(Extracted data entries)
■ ■ ■ ■

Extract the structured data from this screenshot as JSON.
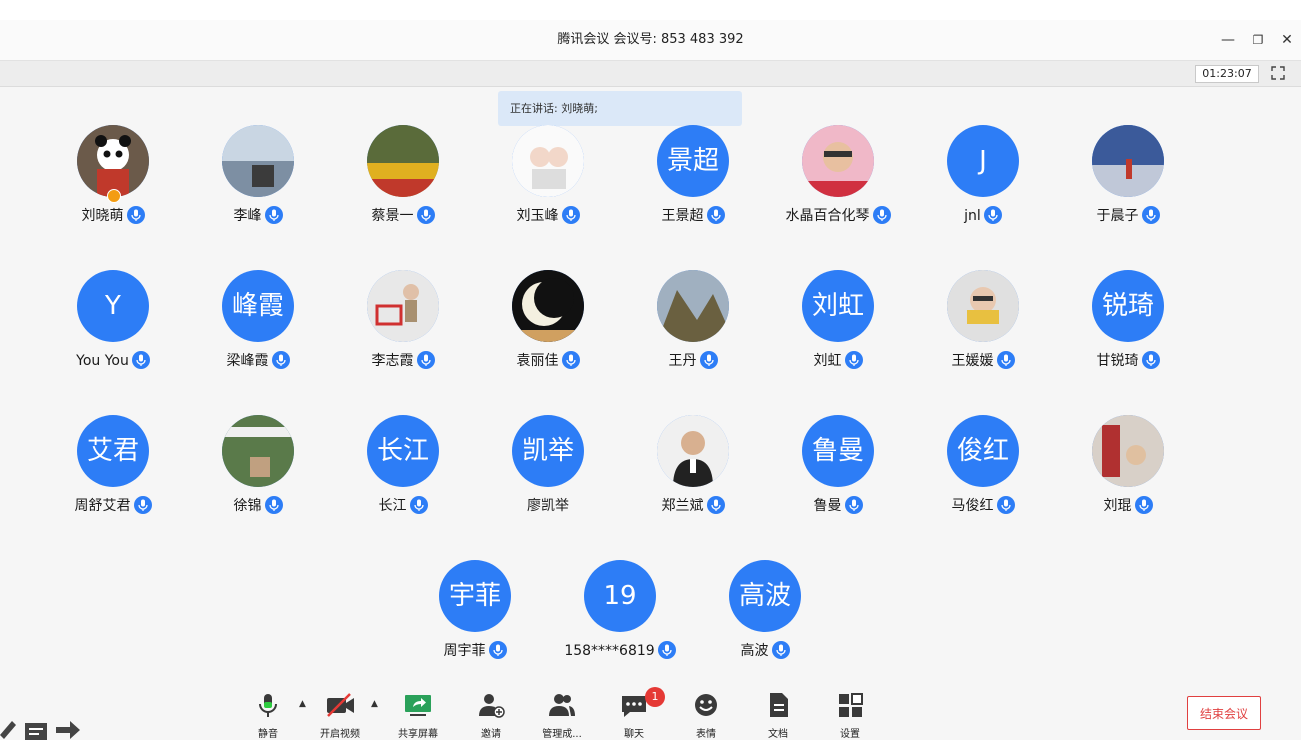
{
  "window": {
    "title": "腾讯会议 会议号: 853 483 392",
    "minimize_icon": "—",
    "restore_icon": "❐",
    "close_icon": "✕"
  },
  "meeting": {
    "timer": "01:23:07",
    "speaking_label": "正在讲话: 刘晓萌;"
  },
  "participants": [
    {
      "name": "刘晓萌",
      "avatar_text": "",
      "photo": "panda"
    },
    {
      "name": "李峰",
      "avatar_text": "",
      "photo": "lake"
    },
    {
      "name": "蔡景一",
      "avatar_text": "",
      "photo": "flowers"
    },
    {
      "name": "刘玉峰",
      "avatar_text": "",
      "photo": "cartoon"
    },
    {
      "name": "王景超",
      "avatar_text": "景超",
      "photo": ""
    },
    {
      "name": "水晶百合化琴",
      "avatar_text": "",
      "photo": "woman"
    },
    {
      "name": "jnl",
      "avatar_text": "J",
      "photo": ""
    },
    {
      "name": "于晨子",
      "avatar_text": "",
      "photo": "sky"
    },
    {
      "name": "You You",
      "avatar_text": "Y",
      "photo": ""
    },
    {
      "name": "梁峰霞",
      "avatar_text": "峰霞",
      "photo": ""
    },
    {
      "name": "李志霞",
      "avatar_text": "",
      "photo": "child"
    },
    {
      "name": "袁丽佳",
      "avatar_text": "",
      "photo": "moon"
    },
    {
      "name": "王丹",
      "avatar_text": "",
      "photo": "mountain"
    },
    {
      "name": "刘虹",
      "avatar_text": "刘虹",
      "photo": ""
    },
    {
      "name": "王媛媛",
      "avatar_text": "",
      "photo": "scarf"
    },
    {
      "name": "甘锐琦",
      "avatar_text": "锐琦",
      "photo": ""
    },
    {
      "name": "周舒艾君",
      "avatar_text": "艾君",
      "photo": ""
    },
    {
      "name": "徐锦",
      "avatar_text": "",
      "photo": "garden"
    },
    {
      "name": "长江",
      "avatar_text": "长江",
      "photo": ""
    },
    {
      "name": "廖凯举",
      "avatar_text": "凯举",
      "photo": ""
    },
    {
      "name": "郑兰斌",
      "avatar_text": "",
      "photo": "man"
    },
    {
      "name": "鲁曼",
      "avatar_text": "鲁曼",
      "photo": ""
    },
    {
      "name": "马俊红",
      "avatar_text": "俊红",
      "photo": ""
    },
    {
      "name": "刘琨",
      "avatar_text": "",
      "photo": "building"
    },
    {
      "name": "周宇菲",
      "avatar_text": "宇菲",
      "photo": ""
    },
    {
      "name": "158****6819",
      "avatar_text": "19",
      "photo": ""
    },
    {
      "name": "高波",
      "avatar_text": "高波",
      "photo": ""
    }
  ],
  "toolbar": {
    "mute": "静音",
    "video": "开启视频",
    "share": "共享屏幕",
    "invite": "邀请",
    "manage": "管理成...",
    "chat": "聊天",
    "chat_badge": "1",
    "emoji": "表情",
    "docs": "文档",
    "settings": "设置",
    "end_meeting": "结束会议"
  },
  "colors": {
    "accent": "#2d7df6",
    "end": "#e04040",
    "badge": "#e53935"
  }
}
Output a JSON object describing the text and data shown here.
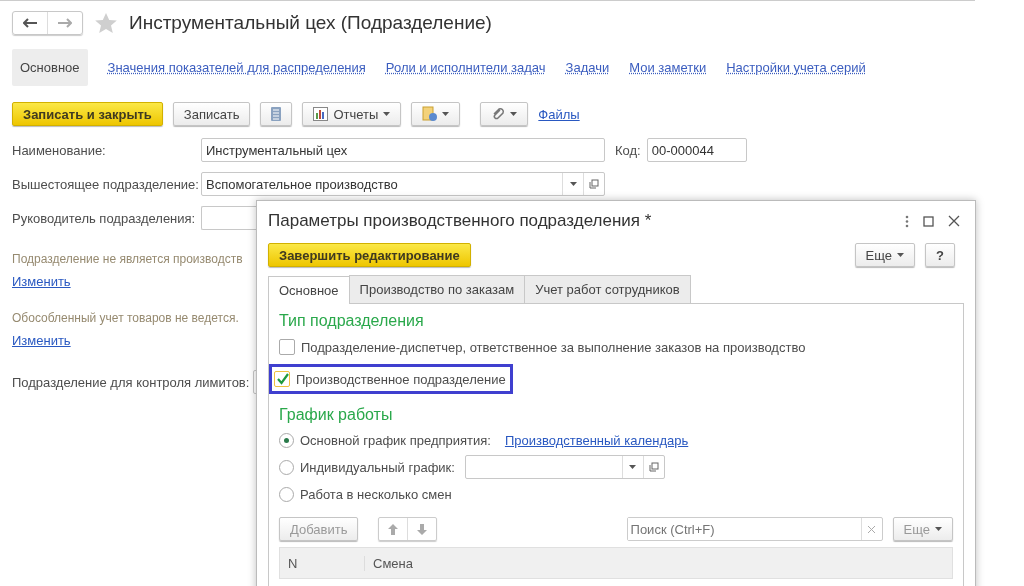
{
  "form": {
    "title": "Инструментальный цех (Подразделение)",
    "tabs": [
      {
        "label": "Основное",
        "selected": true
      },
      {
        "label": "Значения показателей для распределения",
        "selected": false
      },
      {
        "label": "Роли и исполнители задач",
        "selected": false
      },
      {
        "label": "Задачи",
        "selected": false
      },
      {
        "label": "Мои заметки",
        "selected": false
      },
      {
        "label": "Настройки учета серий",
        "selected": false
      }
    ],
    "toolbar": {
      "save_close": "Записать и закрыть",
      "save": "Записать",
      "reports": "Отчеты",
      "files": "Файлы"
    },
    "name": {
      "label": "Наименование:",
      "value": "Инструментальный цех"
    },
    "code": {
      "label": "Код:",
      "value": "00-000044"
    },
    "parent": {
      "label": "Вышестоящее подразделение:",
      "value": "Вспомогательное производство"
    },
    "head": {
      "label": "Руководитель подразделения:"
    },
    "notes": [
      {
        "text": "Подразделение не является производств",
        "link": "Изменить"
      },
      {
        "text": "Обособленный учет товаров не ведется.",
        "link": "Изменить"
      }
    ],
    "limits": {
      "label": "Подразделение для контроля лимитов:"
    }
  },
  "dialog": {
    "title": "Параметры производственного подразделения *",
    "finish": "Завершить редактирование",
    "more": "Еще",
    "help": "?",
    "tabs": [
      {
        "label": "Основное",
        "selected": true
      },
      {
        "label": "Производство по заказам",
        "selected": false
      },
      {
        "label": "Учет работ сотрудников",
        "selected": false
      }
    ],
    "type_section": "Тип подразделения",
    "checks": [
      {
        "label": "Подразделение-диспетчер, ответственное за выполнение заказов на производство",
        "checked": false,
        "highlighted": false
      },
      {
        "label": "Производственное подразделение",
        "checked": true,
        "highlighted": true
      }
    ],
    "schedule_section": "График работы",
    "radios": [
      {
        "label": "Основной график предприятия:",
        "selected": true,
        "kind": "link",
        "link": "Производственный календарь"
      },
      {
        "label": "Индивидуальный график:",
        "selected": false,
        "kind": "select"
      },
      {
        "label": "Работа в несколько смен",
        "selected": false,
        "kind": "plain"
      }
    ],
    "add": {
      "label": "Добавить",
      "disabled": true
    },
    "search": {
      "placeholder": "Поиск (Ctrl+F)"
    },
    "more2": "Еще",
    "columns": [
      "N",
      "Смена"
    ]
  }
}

■ ■ ■ ■

* TO DO *
Quote every record above exactly, omitting any pictures they contain.

* IN RESPONSE *
Extract the structured data from this screenshot as JSON.
{
  "window": {
    "title": "腾讯会议 会议号: 853 483 392",
    "minimize_icon": "—",
    "restore_icon": "❐",
    "close_icon": "✕"
  },
  "meeting": {
    "timer": "01:23:07",
    "speaking_label": "正在讲话: 刘晓萌;"
  },
  "participants": [
    {
      "name": "刘晓萌",
      "avatar_text": "",
      "photo": "panda"
    },
    {
      "name": "李峰",
      "avatar_text": "",
      "photo": "lake"
    },
    {
      "name": "蔡景一",
      "avatar_text": "",
      "photo": "flowers"
    },
    {
      "name": "刘玉峰",
      "avatar_text": "",
      "photo": "cartoon"
    },
    {
      "name": "王景超",
      "avatar_text": "景超",
      "photo": ""
    },
    {
      "name": "水晶百合化琴",
      "avatar_text": "",
      "photo": "woman"
    },
    {
      "name": "jnl",
      "avatar_text": "J",
      "photo": ""
    },
    {
      "name": "于晨子",
      "avatar_text": "",
      "photo": "sky"
    },
    {
      "name": "You You",
      "avatar_text": "Y",
      "photo": ""
    },
    {
      "name": "梁峰霞",
      "avatar_text": "峰霞",
      "photo": ""
    },
    {
      "name": "李志霞",
      "avatar_text": "",
      "photo": "child"
    },
    {
      "name": "袁丽佳",
      "avatar_text": "",
      "photo": "moon"
    },
    {
      "name": "王丹",
      "avatar_text": "",
      "photo": "mountain"
    },
    {
      "name": "刘虹",
      "avatar_text": "刘虹",
      "photo": ""
    },
    {
      "name": "王媛媛",
      "avatar_text": "",
      "photo": "scarf"
    },
    {
      "name": "甘锐琦",
      "avatar_text": "锐琦",
      "photo": ""
    },
    {
      "name": "周舒艾君",
      "avatar_text": "艾君",
      "photo": ""
    },
    {
      "name": "徐锦",
      "avatar_text": "",
      "photo": "garden"
    },
    {
      "name": "长江",
      "avatar_text": "长江",
      "photo": ""
    },
    {
      "name": "廖凯举",
      "avatar_text": "凯举",
      "photo": ""
    },
    {
      "name": "郑兰斌",
      "avatar_text": "",
      "photo": "man"
    },
    {
      "name": "鲁曼",
      "avatar_text": "鲁曼",
      "photo": ""
    },
    {
      "name": "马俊红",
      "avatar_text": "俊红",
      "photo": ""
    },
    {
      "name": "刘琨",
      "avatar_text": "",
      "photo": "building"
    },
    {
      "name": "周宇菲",
      "avatar_text": "宇菲",
      "photo": ""
    },
    {
      "name": "158****6819",
      "avatar_text": "19",
      "photo": ""
    },
    {
      "name": "高波",
      "avatar_text": "高波",
      "photo": ""
    }
  ],
  "toolbar": {
    "mute": "静音",
    "video": "开启视频",
    "share": "共享屏幕",
    "invite": "邀请",
    "manage": "管理成...",
    "chat": "聊天",
    "chat_badge": "1",
    "emoji": "表情",
    "docs": "文档",
    "settings": "设置",
    "end_meeting": "结束会议"
  },
  "colors": {
    "accent": "#2d7df6",
    "end": "#e04040",
    "badge": "#e53935"
  }
}
Output a JSON object describing the text and data shown here.
{
  "form": {
    "title": "Инструментальный цех (Подразделение)",
    "tabs": [
      {
        "label": "Основное",
        "selected": true
      },
      {
        "label": "Значения показателей для распределения",
        "selected": false
      },
      {
        "label": "Роли и исполнители задач",
        "selected": false
      },
      {
        "label": "Задачи",
        "selected": false
      },
      {
        "label": "Мои заметки",
        "selected": false
      },
      {
        "label": "Настройки учета серий",
        "selected": false
      }
    ],
    "toolbar": {
      "save_close": "Записать и закрыть",
      "save": "Записать",
      "reports": "Отчеты",
      "files": "Файлы"
    },
    "name": {
      "label": "Наименование:",
      "value": "Инструментальный цех"
    },
    "code": {
      "label": "Код:",
      "value": "00-000044"
    },
    "parent": {
      "label": "Вышестоящее подразделение:",
      "value": "Вспомогательное производство"
    },
    "head": {
      "label": "Руководитель подразделения:"
    },
    "notes": [
      {
        "text": "Подразделение не является производств",
        "link": "Изменить"
      },
      {
        "text": "Обособленный учет товаров не ведется.",
        "link": "Изменить"
      }
    ],
    "limits": {
      "label": "Подразделение для контроля лимитов:"
    }
  },
  "dialog": {
    "title": "Параметры производственного подразделения *",
    "finish": "Завершить редактирование",
    "more": "Еще",
    "help": "?",
    "tabs": [
      {
        "label": "Основное",
        "selected": true
      },
      {
        "label": "Производство по заказам",
        "selected": false
      },
      {
        "label": "Учет работ сотрудников",
        "selected": false
      }
    ],
    "type_section": "Тип подразделения",
    "checks": [
      {
        "label": "Подразделение-диспетчер, ответственное за выполнение заказов на производство",
        "checked": false,
        "highlighted": false
      },
      {
        "label": "Производственное подразделение",
        "checked": true,
        "highlighted": true
      }
    ],
    "schedule_section": "График работы",
    "radios": [
      {
        "label": "Основной график предприятия:",
        "selected": true,
        "kind": "link",
        "link": "Производственный календарь"
      },
      {
        "label": "Индивидуальный график:",
        "selected": false,
        "kind": "select"
      },
      {
        "label": "Работа в несколько смен",
        "selected": false,
        "kind": "plain"
      }
    ],
    "add": {
      "label": "Добавить",
      "disabled": true
    },
    "search": {
      "placeholder": "Поиск (Ctrl+F)"
    },
    "more2": "Еще",
    "columns": [
      "N",
      "Смена"
    ]
  }
}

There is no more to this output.